Excerpt —
OPINION FILED MAY 27, 1970.
ILLINOIS CRIME INVESTIGATING COMMISSION, APPELLEE,
ALBERT SARNO ET AL., APPELLANTS.
APPEAL from the Circuit Court of Cook County; the Hon. EDWARD
J. EGAN, Judge, presiding.
MR. JUSTICE CREBS DELIVERED THE OPINION OF THE COURT:
On February 8, 1968, the circuit court of Cook County ordered the defendants to appear before the Illinois Crime Commission and answer questions put to them by the Commission which was then investigating "juice" rackets. The defendants appeared before the Commission but invoked the fifth amendment to all questions asked. On March 21, 1968 the Commission moved the circuit court to enter an order pursuant to section 14 of the Illinois Crime Investigating Commission Act (Ill. Rev. Stat. 1967, ch. 38, par. 203-14) releasing the defendants from all liability to be prosecuted for any testimony they might give before the Commission and compelling the defendants to appear before the Commission and answer such questions as may be put to them. On January 30, 1969, the circuit court granted the motion.
Pursuant to the court's order, defendants appeared before the Commission but again invoked the fifth amendment. On May 9, 1969 the court entered judgment finding defendants in contempt of court and sentenced them to a term of six months in jail.
Defendants appeal from the judgment finding them guilty of contempt of court on several grounds. The first is that the circuit court was without jurisdiction to grant an express order of immunity under section 203-14 of the Illinois Crime Investigating Commission Act. Hence, the defendants argue, the entire order of the circuit court was void. While we agree that nowhere in section 203-14 is the circuit court given the express power to grant immunity to the defendants, we cannot agree that the order of the circuit court was void. The statute clearly gives the circuit court the power to compel the defendants to appear before the Commission and answer questions. The fact that the court also granted the defendants immunity would not deprive it of jurisdiction to order the defendants to appear before the Commission and answer its questions. By statute, immunity would attach as soon as the defendants would comply with the order and answer questions.

Region boundary data —

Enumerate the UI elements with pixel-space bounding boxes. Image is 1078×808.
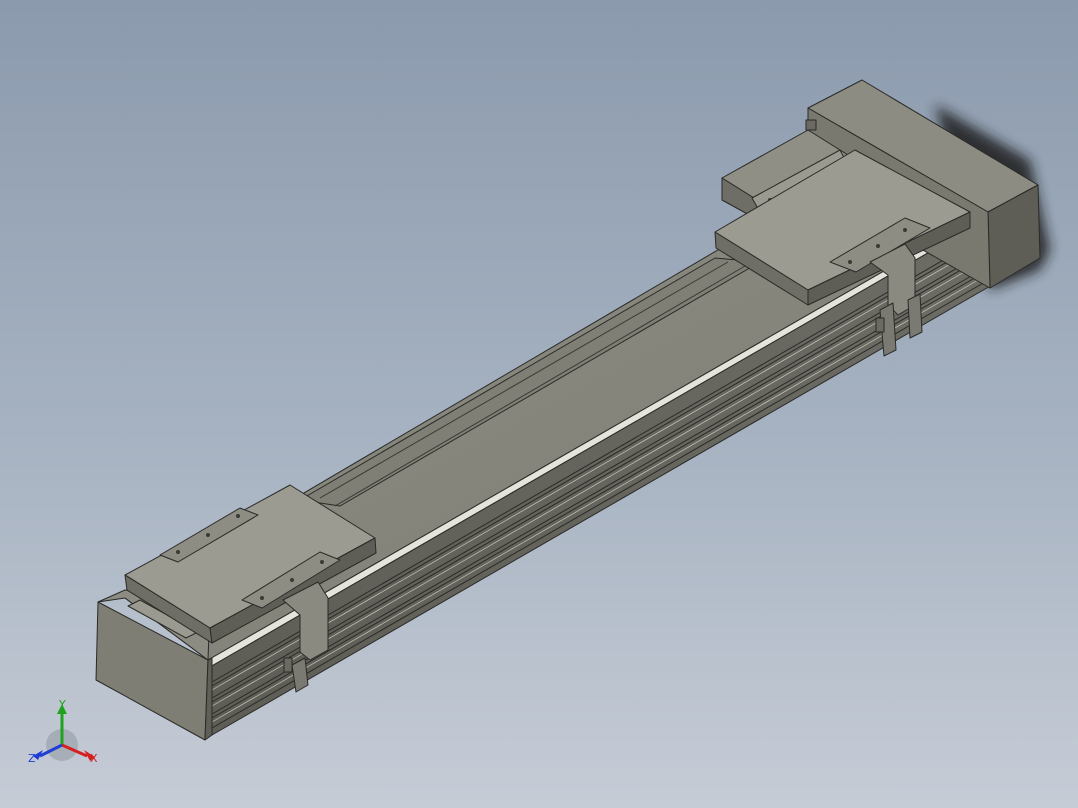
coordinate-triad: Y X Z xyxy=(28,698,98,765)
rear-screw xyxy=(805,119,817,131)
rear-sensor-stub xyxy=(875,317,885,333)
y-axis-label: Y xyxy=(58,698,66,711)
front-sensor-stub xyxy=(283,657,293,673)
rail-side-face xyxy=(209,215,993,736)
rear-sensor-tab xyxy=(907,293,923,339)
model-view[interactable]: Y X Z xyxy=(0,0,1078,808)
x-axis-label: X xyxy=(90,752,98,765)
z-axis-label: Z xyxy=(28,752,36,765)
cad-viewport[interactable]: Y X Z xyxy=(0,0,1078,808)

Instructions for the task — Write the next part of the court opinion on the contempt appeal, continuing after its final sentence.

Response to this task —
Defendants next argue that the immunity protection of section 203-14 is not as broad in scope as the fifth amendment of the United States constitution. Therefore, the defendants claim that they were justified in invoking the fifth amendment a second time before the Commission. Defendants rely on Hoffman v. United States, 341 U.S. 479, 95 L.Ed. 1118, 71 S.Ct. 814, in support of their contention. That case held a witness is protected by the fifth amendment from compelled testimony unless "* * * it is perfectly clear, from a careful consideration of all the circumstances in the case that the witness is mistaken, and that the answer cannot possibly have such tendency to incriminate". Defendants contrast this language with section 203-14 which reads:
"The court shall not order any such person to testify or produce evidence if it reasonably appears to the court that such testimony or evidence, documentary or otherwise, would subject such witness to an indictment, information or prosecution (except for perjury committed in the giving of such testimony or the producing of such evidence) under the laws of another State or of the United States."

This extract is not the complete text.